What is being asked – Your task is to transcribe the records exactly, skipping every image.

┄┄┄┄┄┄

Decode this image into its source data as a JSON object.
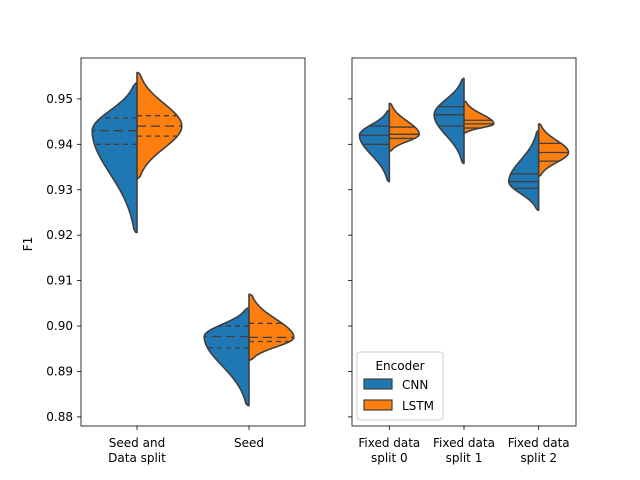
{
  "chart_data": {
    "type": "violin",
    "ylabel": "F1",
    "ylim": [
      0.878,
      0.959
    ],
    "yticks": [
      0.88,
      0.89,
      0.9,
      0.91,
      0.92,
      0.93,
      0.94,
      0.95
    ],
    "ytick_labels": [
      "0.88",
      "0.89",
      "0.90",
      "0.91",
      "0.92",
      "0.93",
      "0.94",
      "0.95"
    ],
    "split": true,
    "hue_colors": {
      "CNN": "#1f77b4",
      "LSTM": "#ff7f0e"
    },
    "legend": {
      "title": "Encoder",
      "entries": [
        "CNN",
        "LSTM"
      ],
      "position": "lower-left",
      "panel": 1
    },
    "panels": [
      {
        "categories": [
          {
            "label": [
              "Seed and",
              "Data split"
            ],
            "CNN": {
              "min": 0.9206,
              "max": 0.9535,
              "q1": 0.94,
              "median": 0.943,
              "q3": 0.9458
            },
            "LSTM": {
              "min": 0.9325,
              "max": 0.9558,
              "q1": 0.9418,
              "median": 0.944,
              "q3": 0.9463
            }
          },
          {
            "label": [
              "Seed"
            ],
            "CNN": {
              "min": 0.8825,
              "max": 0.904,
              "q1": 0.8952,
              "median": 0.8977,
              "q3": 0.9
            },
            "LSTM": {
              "min": 0.8925,
              "max": 0.907,
              "q1": 0.8966,
              "median": 0.8975,
              "q3": 0.9006
            }
          }
        ]
      },
      {
        "categories": [
          {
            "label": [
              "Fixed data",
              "split 0"
            ],
            "CNN": {
              "min": 0.9318,
              "max": 0.9475,
              "q1": 0.94,
              "median": 0.942,
              "q3": 0.944
            },
            "LSTM": {
              "min": 0.9385,
              "max": 0.949,
              "q1": 0.9413,
              "median": 0.9422,
              "q3": 0.9438
            }
          },
          {
            "label": [
              "Fixed data",
              "split 1"
            ],
            "CNN": {
              "min": 0.9358,
              "max": 0.9545,
              "q1": 0.944,
              "median": 0.9465,
              "q3": 0.9483
            },
            "LSTM": {
              "min": 0.9425,
              "max": 0.9495,
              "q1": 0.9436,
              "median": 0.9445,
              "q3": 0.9453
            }
          },
          {
            "label": [
              "Fixed data",
              "split 2"
            ],
            "CNN": {
              "min": 0.9255,
              "max": 0.943,
              "q1": 0.9303,
              "median": 0.9318,
              "q3": 0.9335
            },
            "LSTM": {
              "min": 0.933,
              "max": 0.9445,
              "q1": 0.9363,
              "median": 0.9382,
              "q3": 0.9402
            }
          }
        ]
      }
    ]
  }
}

┄┄┄┄┄┄

Answer to this exercise –
Decode this image into its source data as a JSON object.
{
  "chart_data": {
    "type": "violin",
    "ylabel": "F1",
    "ylim": [
      0.878,
      0.959
    ],
    "yticks": [
      0.88,
      0.89,
      0.9,
      0.91,
      0.92,
      0.93,
      0.94,
      0.95
    ],
    "ytick_labels": [
      "0.88",
      "0.89",
      "0.90",
      "0.91",
      "0.92",
      "0.93",
      "0.94",
      "0.95"
    ],
    "split": true,
    "hue_colors": {
      "CNN": "#1f77b4",
      "LSTM": "#ff7f0e"
    },
    "legend": {
      "title": "Encoder",
      "entries": [
        "CNN",
        "LSTM"
      ],
      "position": "lower-left",
      "panel": 1
    },
    "panels": [
      {
        "categories": [
          {
            "label": [
              "Seed and",
              "Data split"
            ],
            "CNN": {
              "min": 0.9206,
              "max": 0.9535,
              "q1": 0.94,
              "median": 0.943,
              "q3": 0.9458
            },
            "LSTM": {
              "min": 0.9325,
              "max": 0.9558,
              "q1": 0.9418,
              "median": 0.944,
              "q3": 0.9463
            }
          },
          {
            "label": [
              "Seed"
            ],
            "CNN": {
              "min": 0.8825,
              "max": 0.904,
              "q1": 0.8952,
              "median": 0.8977,
              "q3": 0.9
            },
            "LSTM": {
              "min": 0.8925,
              "max": 0.907,
              "q1": 0.8966,
              "median": 0.8975,
              "q3": 0.9006
            }
          }
        ]
      },
      {
        "categories": [
          {
            "label": [
              "Fixed data",
              "split 0"
            ],
            "CNN": {
              "min": 0.9318,
              "max": 0.9475,
              "q1": 0.94,
              "median": 0.942,
              "q3": 0.944
            },
            "LSTM": {
              "min": 0.9385,
              "max": 0.949,
              "q1": 0.9413,
              "median": 0.9422,
              "q3": 0.9438
            }
          },
          {
            "label": [
              "Fixed data",
              "split 1"
            ],
            "CNN": {
              "min": 0.9358,
              "max": 0.9545,
              "q1": 0.944,
              "median": 0.9465,
              "q3": 0.9483
            },
            "LSTM": {
              "min": 0.9425,
              "max": 0.9495,
              "q1": 0.9436,
              "median": 0.9445,
              "q3": 0.9453
            }
          },
          {
            "label": [
              "Fixed data",
              "split 2"
            ],
            "CNN": {
              "min": 0.9255,
              "max": 0.943,
              "q1": 0.9303,
              "median": 0.9318,
              "q3": 0.9335
            },
            "LSTM": {
              "min": 0.933,
              "max": 0.9445,
              "q1": 0.9363,
              "median": 0.9382,
              "q3": 0.9402
            }
          }
        ]
      }
    ]
  }
}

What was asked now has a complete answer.